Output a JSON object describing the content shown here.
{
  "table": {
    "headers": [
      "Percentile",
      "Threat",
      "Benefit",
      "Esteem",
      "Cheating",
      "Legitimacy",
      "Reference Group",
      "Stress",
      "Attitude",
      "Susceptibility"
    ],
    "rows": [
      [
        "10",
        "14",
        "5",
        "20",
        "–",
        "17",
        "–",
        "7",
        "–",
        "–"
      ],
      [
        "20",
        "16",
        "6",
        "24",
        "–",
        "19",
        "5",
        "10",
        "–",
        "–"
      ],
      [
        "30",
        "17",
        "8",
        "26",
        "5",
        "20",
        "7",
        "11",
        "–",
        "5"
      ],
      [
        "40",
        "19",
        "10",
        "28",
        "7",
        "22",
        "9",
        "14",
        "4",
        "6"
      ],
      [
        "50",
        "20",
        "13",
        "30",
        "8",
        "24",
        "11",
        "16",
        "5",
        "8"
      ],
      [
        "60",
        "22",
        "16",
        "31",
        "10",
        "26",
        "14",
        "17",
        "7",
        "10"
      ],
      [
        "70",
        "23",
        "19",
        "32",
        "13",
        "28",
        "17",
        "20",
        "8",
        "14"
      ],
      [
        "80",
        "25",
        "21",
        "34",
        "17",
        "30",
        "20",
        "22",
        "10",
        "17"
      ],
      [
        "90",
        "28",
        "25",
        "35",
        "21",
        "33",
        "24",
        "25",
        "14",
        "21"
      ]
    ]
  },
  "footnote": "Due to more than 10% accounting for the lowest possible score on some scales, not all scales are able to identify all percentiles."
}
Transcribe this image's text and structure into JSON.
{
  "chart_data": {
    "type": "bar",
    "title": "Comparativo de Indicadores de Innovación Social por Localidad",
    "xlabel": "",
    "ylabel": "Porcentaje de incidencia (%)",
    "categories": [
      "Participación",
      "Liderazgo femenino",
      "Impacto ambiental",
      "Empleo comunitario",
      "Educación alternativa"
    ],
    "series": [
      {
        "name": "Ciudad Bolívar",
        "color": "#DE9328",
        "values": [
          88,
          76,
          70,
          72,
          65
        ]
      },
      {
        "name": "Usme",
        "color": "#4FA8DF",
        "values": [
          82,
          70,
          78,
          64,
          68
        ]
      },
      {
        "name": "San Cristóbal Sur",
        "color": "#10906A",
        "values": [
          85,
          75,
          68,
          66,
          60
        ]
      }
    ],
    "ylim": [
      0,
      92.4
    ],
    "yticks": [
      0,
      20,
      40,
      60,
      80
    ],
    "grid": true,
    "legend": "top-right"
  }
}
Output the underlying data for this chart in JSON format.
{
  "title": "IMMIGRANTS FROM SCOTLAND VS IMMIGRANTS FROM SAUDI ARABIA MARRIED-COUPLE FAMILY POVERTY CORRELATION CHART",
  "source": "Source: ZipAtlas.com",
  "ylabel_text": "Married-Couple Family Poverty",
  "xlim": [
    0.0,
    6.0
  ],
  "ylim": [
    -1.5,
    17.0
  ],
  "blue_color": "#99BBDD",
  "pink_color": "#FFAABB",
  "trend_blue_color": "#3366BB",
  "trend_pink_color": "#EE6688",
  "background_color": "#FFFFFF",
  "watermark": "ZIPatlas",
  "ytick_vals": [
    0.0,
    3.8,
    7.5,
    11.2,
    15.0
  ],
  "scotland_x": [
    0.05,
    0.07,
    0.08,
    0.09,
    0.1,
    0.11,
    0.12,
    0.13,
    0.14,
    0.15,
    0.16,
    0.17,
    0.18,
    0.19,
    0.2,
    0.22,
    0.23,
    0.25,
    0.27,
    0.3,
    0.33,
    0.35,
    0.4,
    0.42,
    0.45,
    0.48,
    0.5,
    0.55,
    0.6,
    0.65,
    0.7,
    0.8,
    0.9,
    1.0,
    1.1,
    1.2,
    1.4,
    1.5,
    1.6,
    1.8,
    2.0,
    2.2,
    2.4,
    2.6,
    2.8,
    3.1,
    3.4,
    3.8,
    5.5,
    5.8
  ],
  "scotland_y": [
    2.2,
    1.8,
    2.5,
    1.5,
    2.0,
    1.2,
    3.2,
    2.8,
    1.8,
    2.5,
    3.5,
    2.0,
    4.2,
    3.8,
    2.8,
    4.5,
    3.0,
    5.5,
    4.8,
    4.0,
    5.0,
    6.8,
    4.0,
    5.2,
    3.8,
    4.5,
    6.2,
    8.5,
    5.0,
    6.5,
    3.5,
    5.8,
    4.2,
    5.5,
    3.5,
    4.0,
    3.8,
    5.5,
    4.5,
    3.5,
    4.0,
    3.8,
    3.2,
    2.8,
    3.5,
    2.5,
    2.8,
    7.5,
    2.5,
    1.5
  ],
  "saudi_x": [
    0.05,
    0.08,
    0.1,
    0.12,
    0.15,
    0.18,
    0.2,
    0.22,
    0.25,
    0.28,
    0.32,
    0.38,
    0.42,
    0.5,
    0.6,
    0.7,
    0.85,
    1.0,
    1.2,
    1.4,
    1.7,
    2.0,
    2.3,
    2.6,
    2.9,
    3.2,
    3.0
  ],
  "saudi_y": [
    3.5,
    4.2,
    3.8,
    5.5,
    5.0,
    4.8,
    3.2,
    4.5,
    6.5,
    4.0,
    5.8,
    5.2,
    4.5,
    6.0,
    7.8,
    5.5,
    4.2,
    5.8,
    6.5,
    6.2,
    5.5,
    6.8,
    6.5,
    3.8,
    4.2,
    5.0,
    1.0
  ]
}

········

● **Work required**
Write out the full set of records exactly as given.

● **The output**
Output a JSON object describing the content shown here.
{
  "table": {
    "headers": [
      "Percentile",
      "Threat",
      "Benefit",
      "Esteem",
      "Cheating",
      "Legitimacy",
      "Reference Group",
      "Stress",
      "Attitude",
      "Susceptibility"
    ],
    "rows": [
      [
        "10",
        "14",
        "5",
        "20",
        "–",
        "17",
        "–",
        "7",
        "–",
        "–"
      ],
      [
        "20",
        "16",
        "6",
        "24",
        "–",
        "19",
        "5",
        "10",
        "–",
        "–"
      ],
      [
        "30",
        "17",
        "8",
        "26",
        "5",
        "20",
        "7",
        "11",
        "–",
        "5"
      ],
      [
        "40",
        "19",
        "10",
        "28",
        "7",
        "22",
        "9",
        "14",
        "4",
        "6"
      ],
      [
        "50",
        "20",
        "13",
        "30",
        "8",
        "24",
        "11",
        "16",
        "5",
        "8"
      ],
      [
        "60",
        "22",
        "16",
        "31",
        "10",
        "26",
        "14",
        "17",
        "7",
        "10"
      ],
      [
        "70",
        "23",
        "19",
        "32",
        "13",
        "28",
        "17",
        "20",
        "8",
        "14"
      ],
      [
        "80",
        "25",
        "21",
        "34",
        "17",
        "30",
        "20",
        "22",
        "10",
        "17"
      ],
      [
        "90",
        "28",
        "25",
        "35",
        "21",
        "33",
        "24",
        "25",
        "14",
        "21"
      ]
    ]
  },
  "footnote": "Due to more than 10% accounting for the lowest possible score on some scales, not all scales are able to identify all percentiles."
}
Transcribe this image's text and structure into JSON.
{
  "chart_data": {
    "type": "bar",
    "title": "Comparativo de Indicadores de Innovación Social por Localidad",
    "xlabel": "",
    "ylabel": "Porcentaje de incidencia (%)",
    "categories": [
      "Participación",
      "Liderazgo femenino",
      "Impacto ambiental",
      "Empleo comunitario",
      "Educación alternativa"
    ],
    "series": [
      {
        "name": "Ciudad Bolívar",
        "color": "#DE9328",
        "values": [
          88,
          76,
          70,
          72,
          65
        ]
      },
      {
        "name": "Usme",
        "color": "#4FA8DF",
        "values": [
          82,
          70,
          78,
          64,
          68
        ]
      },
      {
        "name": "San Cristóbal Sur",
        "color": "#10906A",
        "values": [
          85,
          75,
          68,
          66,
          60
        ]
      }
    ],
    "ylim": [
      0,
      92.4
    ],
    "yticks": [
      0,
      20,
      40,
      60,
      80
    ],
    "grid": true,
    "legend": "top-right"
  }
}
Output the underlying data for this chart in JSON format.
{
  "title": "IMMIGRANTS FROM SCOTLAND VS IMMIGRANTS FROM SAUDI ARABIA MARRIED-COUPLE FAMILY POVERTY CORRELATION CHART",
  "source": "Source: ZipAtlas.com",
  "ylabel_text": "Married-Couple Family Poverty",
  "xlim": [
    0.0,
    6.0
  ],
  "ylim": [
    -1.5,
    17.0
  ],
  "blue_color": "#99BBDD",
  "pink_color": "#FFAABB",
  "trend_blue_color": "#3366BB",
  "trend_pink_color": "#EE6688",
  "background_color": "#FFFFFF",
  "watermark": "ZIPatlas",
  "ytick_vals": [
    0.0,
    3.8,
    7.5,
    11.2,
    15.0
  ],
  "scotland_x": [
    0.05,
    0.07,
    0.08,
    0.09,
    0.1,
    0.11,
    0.12,
    0.13,
    0.14,
    0.15,
    0.16,
    0.17,
    0.18,
    0.19,
    0.2,
    0.22,
    0.23,
    0.25,
    0.27,
    0.3,
    0.33,
    0.35,
    0.4,
    0.42,
    0.45,
    0.48,
    0.5,
    0.55,
    0.6,
    0.65,
    0.7,
    0.8,
    0.9,
    1.0,
    1.1,
    1.2,
    1.4,
    1.5,
    1.6,
    1.8,
    2.0,
    2.2,
    2.4,
    2.6,
    2.8,
    3.1,
    3.4,
    3.8,
    5.5,
    5.8
  ],
  "scotland_y": [
    2.2,
    1.8,
    2.5,
    1.5,
    2.0,
    1.2,
    3.2,
    2.8,
    1.8,
    2.5,
    3.5,
    2.0,
    4.2,
    3.8,
    2.8,
    4.5,
    3.0,
    5.5,
    4.8,
    4.0,
    5.0,
    6.8,
    4.0,
    5.2,
    3.8,
    4.5,
    6.2,
    8.5,
    5.0,
    6.5,
    3.5,
    5.8,
    4.2,
    5.5,
    3.5,
    4.0,
    3.8,
    5.5,
    4.5,
    3.5,
    4.0,
    3.8,
    3.2,
    2.8,
    3.5,
    2.5,
    2.8,
    7.5,
    2.5,
    1.5
  ],
  "saudi_x": [
    0.05,
    0.08,
    0.1,
    0.12,
    0.15,
    0.18,
    0.2,
    0.22,
    0.25,
    0.28,
    0.32,
    0.38,
    0.42,
    0.5,
    0.6,
    0.7,
    0.85,
    1.0,
    1.2,
    1.4,
    1.7,
    2.0,
    2.3,
    2.6,
    2.9,
    3.2,
    3.0
  ],
  "saudi_y": [
    3.5,
    4.2,
    3.8,
    5.5,
    5.0,
    4.8,
    3.2,
    4.5,
    6.5,
    4.0,
    5.8,
    5.2,
    4.5,
    6.0,
    7.8,
    5.5,
    4.2,
    5.8,
    6.5,
    6.2,
    5.5,
    6.8,
    6.5,
    3.8,
    4.2,
    5.0,
    1.0
  ]
}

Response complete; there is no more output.